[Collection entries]
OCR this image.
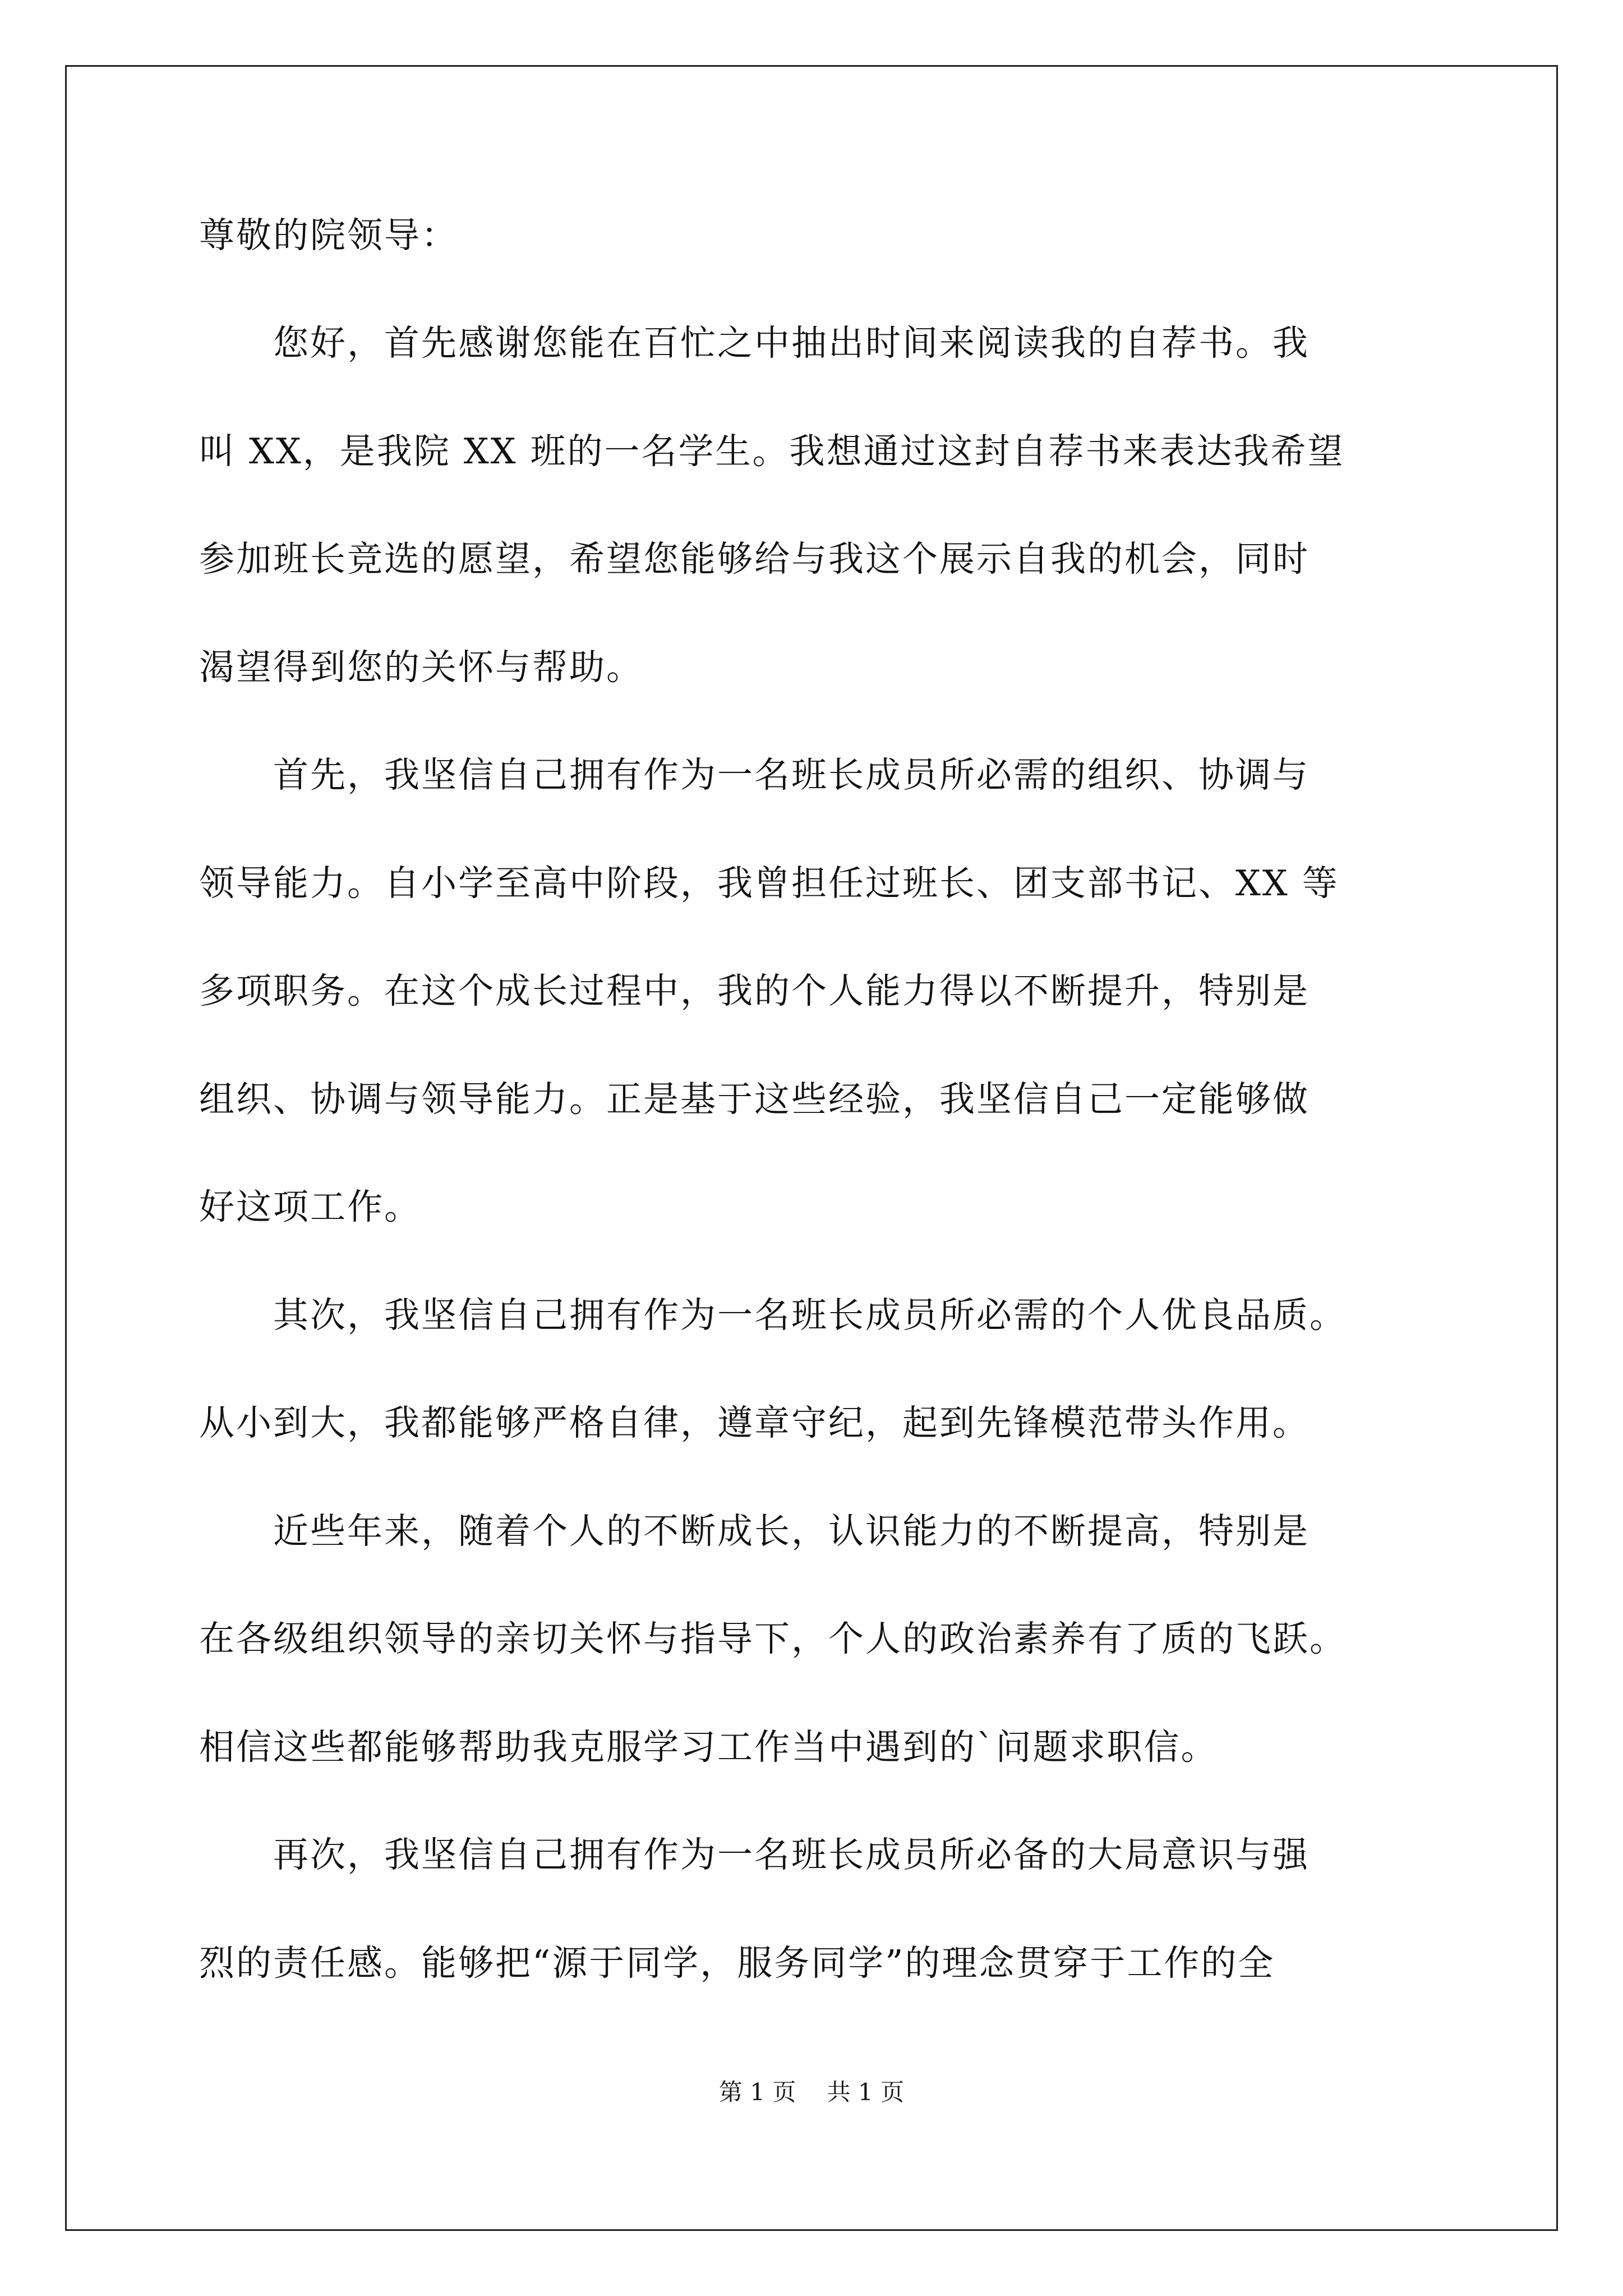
尊敬的院领导：

　　您好，首先感谢您能在百忙之中抽出时间来阅读我的自荐书。我

叫 XX，是我院 XX 班的一名学生。我想通过这封自荐书来表达我希望

参加班长竞选的愿望，希望您能够给与我这个展示自我的机会，同时

渴望得到您的关怀与帮助。

　　首先，我坚信自己拥有作为一名班长成员所必需的组织、协调与

领导能力。自小学至高中阶段，我曾担任过班长、团支部书记、XX 等

多项职务。在这个成长过程中，我的个人能力得以不断提升，特别是

组织、协调与领导能力。正是基于这些经验，我坚信自己一定能够做

好这项工作。

　　其次，我坚信自己拥有作为一名班长成员所必需的个人优良品质。

从小到大，我都能够严格自律，遵章守纪，起到先锋模范带头作用。

　　近些年来，随着个人的不断成长，认识能力的不断提高，特别是

在各级组织领导的亲切关怀与指导下，个人的政治素养有了质的飞跃。

相信这些都能够帮助我克服学习工作当中遇到的`问题求职信。

　　再次，我坚信自己拥有作为一名班长成员所必备的大局意识与强

烈的责任感。能够把“源于同学，服务同学”的理念贯穿于工作的全

第 1 页　 共 1 页
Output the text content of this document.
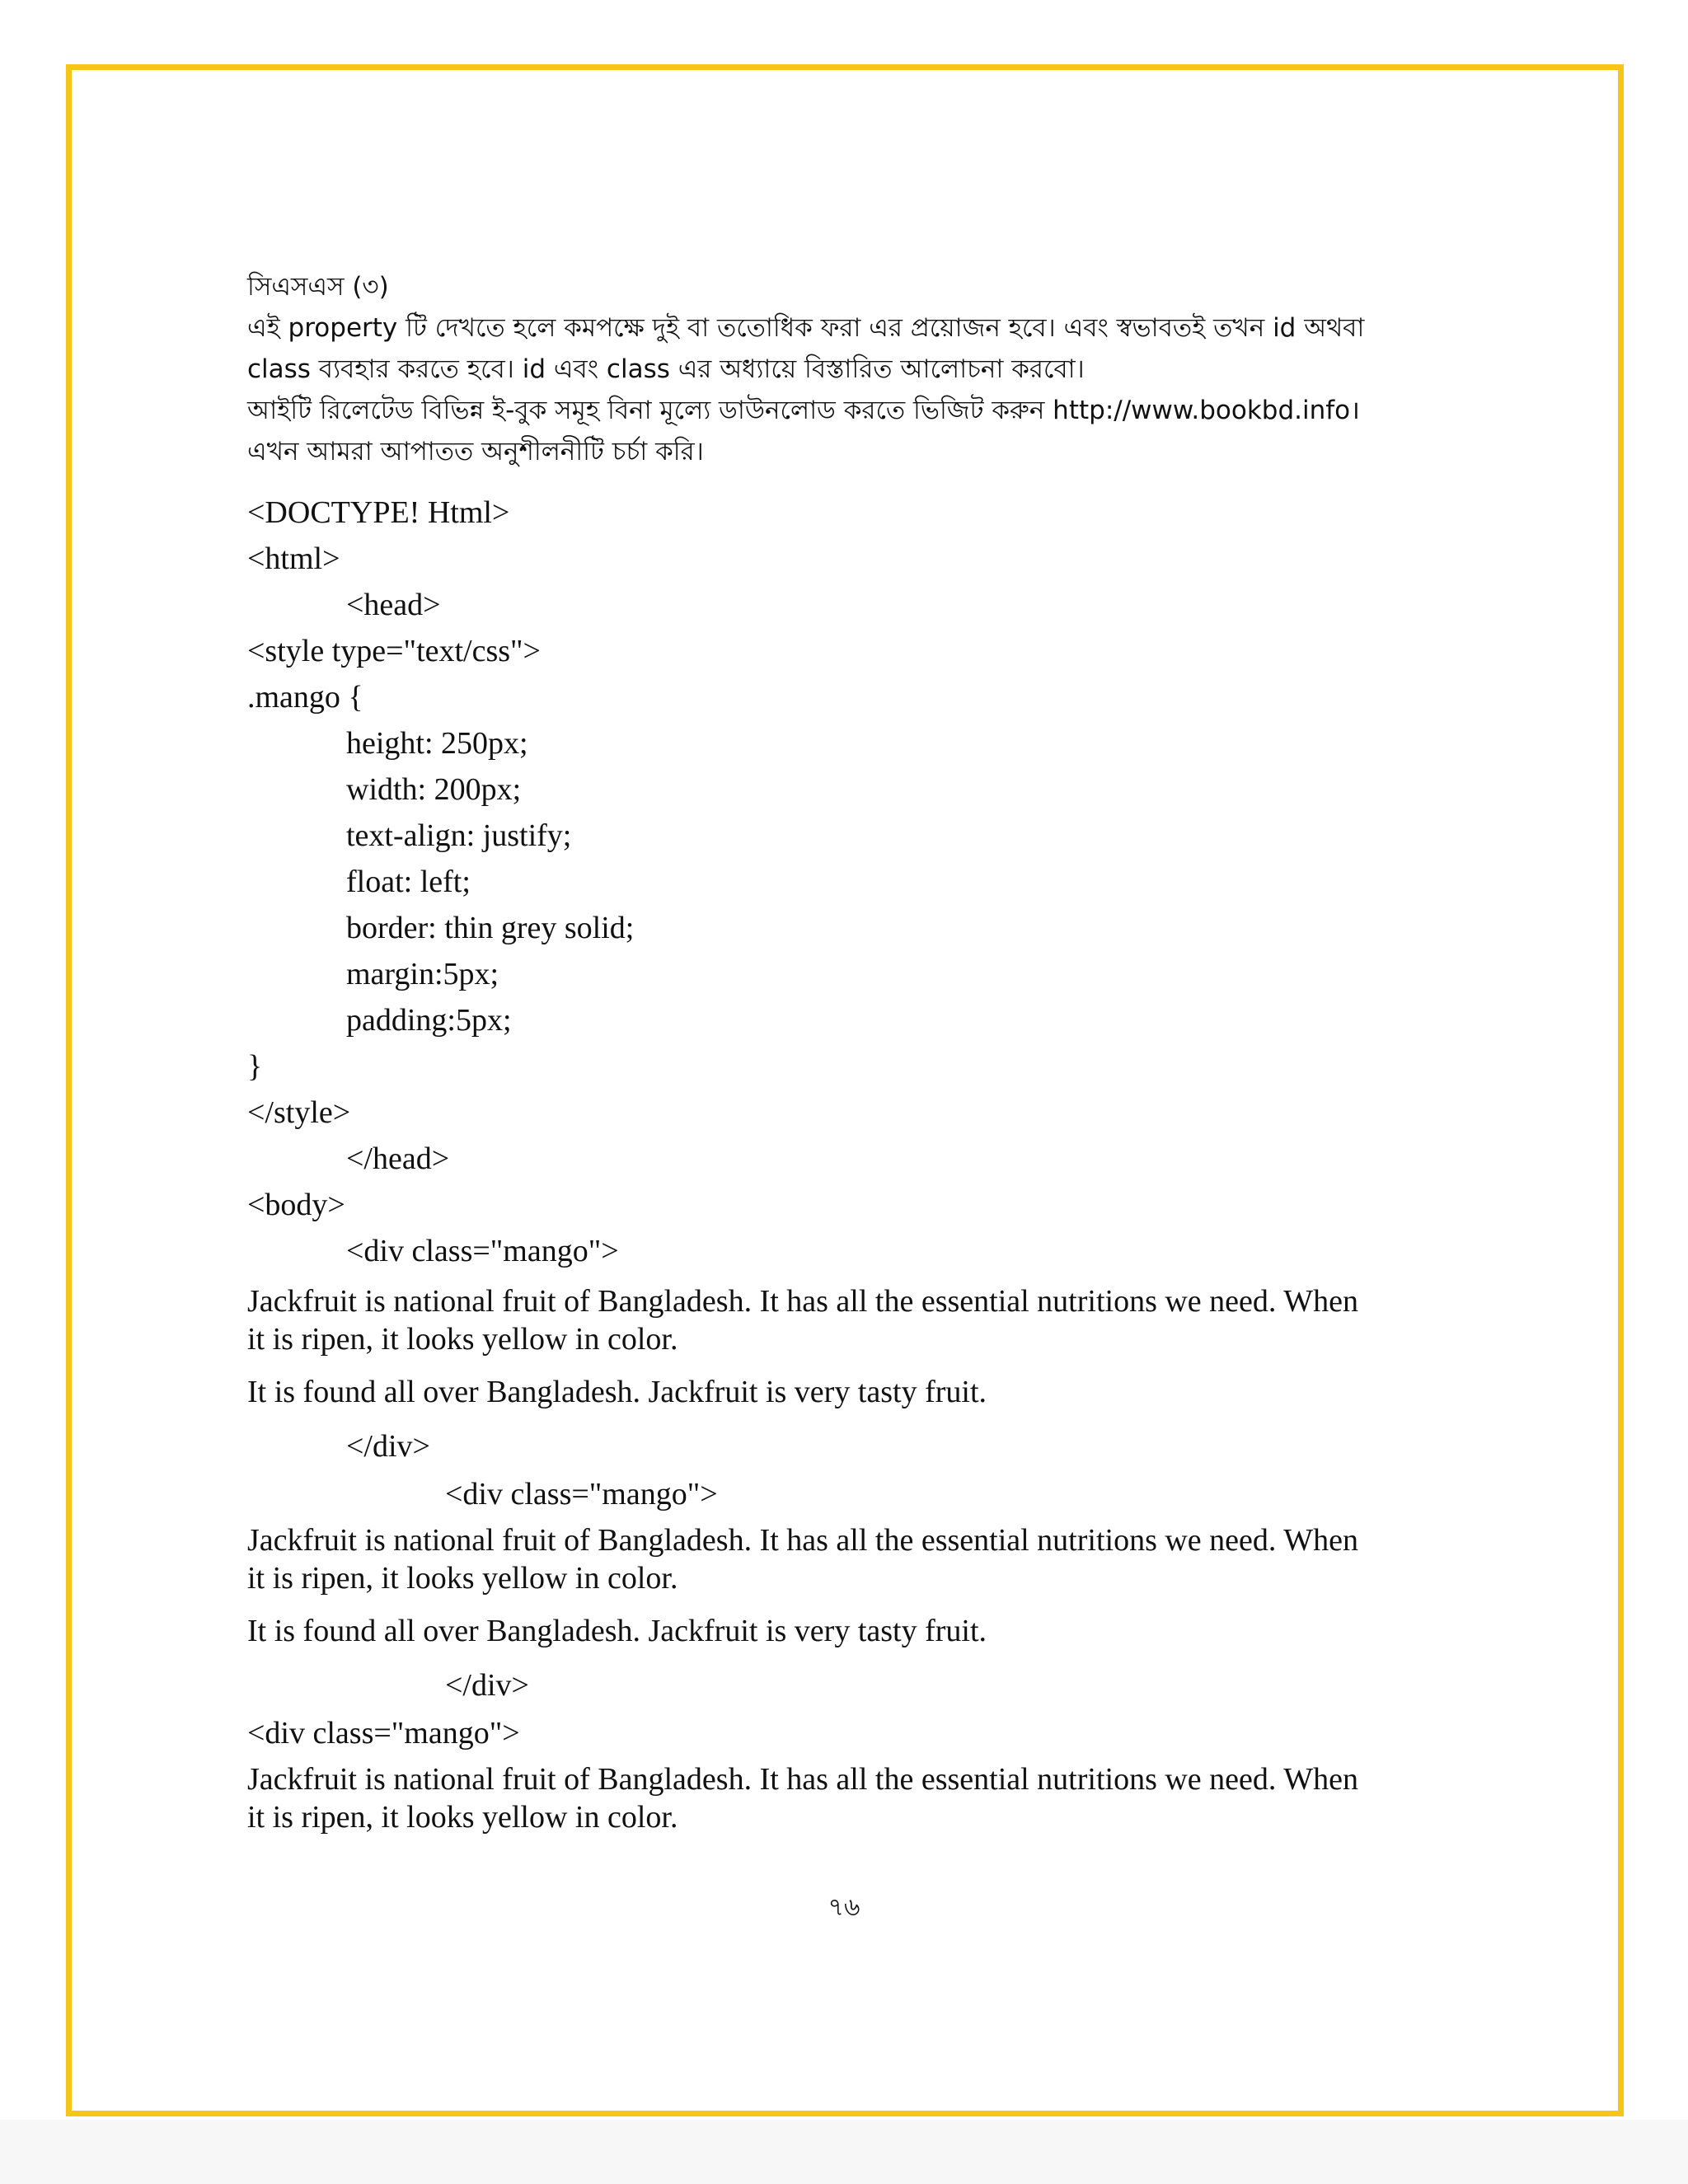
সিএসএস (৩)
এই property টি দেখতে হলে কমপক্ষে দুই বা ততোধিক ফরা এর প্রয়োজন হবে। এবং স্বভাবতই তখন id অথবা
class ব্যবহার করতে হবে। id এবং class এর অধ্যায়ে বিস্তারিত আলোচনা করবো।
আইটি রিলেটেড বিভিন্ন ই-বুক সমূহ বিনা মূল্যে ডাউনলোড করতে ভিজিট করুন http://www.bookbd.info।
এখন আমরা আপাতত অনুশীলনীটি চর্চা করি।
<DOCTYPE! Html>
<html>
<head>
<style type="text/css">
.mango {
height: 250px;
width: 200px;
text-align: justify;
float: left;
border: thin grey solid;
margin:5px;
padding:5px;
}
</style>
</head>
<body>
<div class="mango">
Jackfruit is national fruit of Bangladesh. It has all the essential nutritions we need. When
it is ripen, it looks yellow in color.
It is found all over Bangladesh. Jackfruit is very tasty fruit.
</div>
<div class="mango">
Jackfruit is national fruit of Bangladesh. It has all the essential nutritions we need. When
it is ripen, it looks yellow in color.
It is found all over Bangladesh. Jackfruit is very tasty fruit.
</div>
<div class="mango">
Jackfruit is national fruit of Bangladesh. It has all the essential nutritions we need. When
it is ripen, it looks yellow in color.
৭৬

Job:
Print each entry shown above with exact wording and no pictures.

Answer to the exercise:
OCR this image.
尊敬的院领导：

　　您好，首先感谢您能在百忙之中抽出时间来阅读我的自荐书。我

叫 XX，是我院 XX 班的一名学生。我想通过这封自荐书来表达我希望

参加班长竞选的愿望，希望您能够给与我这个展示自我的机会，同时

渴望得到您的关怀与帮助。

　　首先，我坚信自己拥有作为一名班长成员所必需的组织、协调与

领导能力。自小学至高中阶段，我曾担任过班长、团支部书记、XX 等

多项职务。在这个成长过程中，我的个人能力得以不断提升，特别是

组织、协调与领导能力。正是基于这些经验，我坚信自己一定能够做

好这项工作。

　　其次，我坚信自己拥有作为一名班长成员所必需的个人优良品质。

从小到大，我都能够严格自律，遵章守纪，起到先锋模范带头作用。

　　近些年来，随着个人的不断成长，认识能力的不断提高，特别是

在各级组织领导的亲切关怀与指导下，个人的政治素养有了质的飞跃。

相信这些都能够帮助我克服学习工作当中遇到的`问题求职信。

　　再次，我坚信自己拥有作为一名班长成员所必备的大局意识与强

烈的责任感。能够把“源于同学，服务同学”的理念贯穿于工作的全

第 1 页　 共 1 页
Output the text content of this document.
সিএসএস (৩)
এই property টি দেখতে হলে কমপক্ষে দুই বা ততোধিক ফরা এর প্রয়োজন হবে। এবং স্বভাবতই তখন id অথবা
class ব্যবহার করতে হবে। id এবং class এর অধ্যায়ে বিস্তারিত আলোচনা করবো।
আইটি রিলেটেড বিভিন্ন ই-বুক সমূহ বিনা মূল্যে ডাউনলোড করতে ভিজিট করুন http://www.bookbd.info।
এখন আমরা আপাতত অনুশীলনীটি চর্চা করি।
<DOCTYPE! Html>
<html>
<head>
<style type="text/css">
.mango {
height: 250px;
width: 200px;
text-align: justify;
float: left;
border: thin grey solid;
margin:5px;
padding:5px;
}
</style>
</head>
<body>
<div class="mango">
Jackfruit is national fruit of Bangladesh. It has all the essential nutritions we need. When
it is ripen, it looks yellow in color.
It is found all over Bangladesh. Jackfruit is very tasty fruit.
</div>
<div class="mango">
Jackfruit is national fruit of Bangladesh. It has all the essential nutritions we need. When
it is ripen, it looks yellow in color.
It is found all over Bangladesh. Jackfruit is very tasty fruit.
</div>
<div class="mango">
Jackfruit is national fruit of Bangladesh. It has all the essential nutritions we need. When
it is ripen, it looks yellow in color.
৭৬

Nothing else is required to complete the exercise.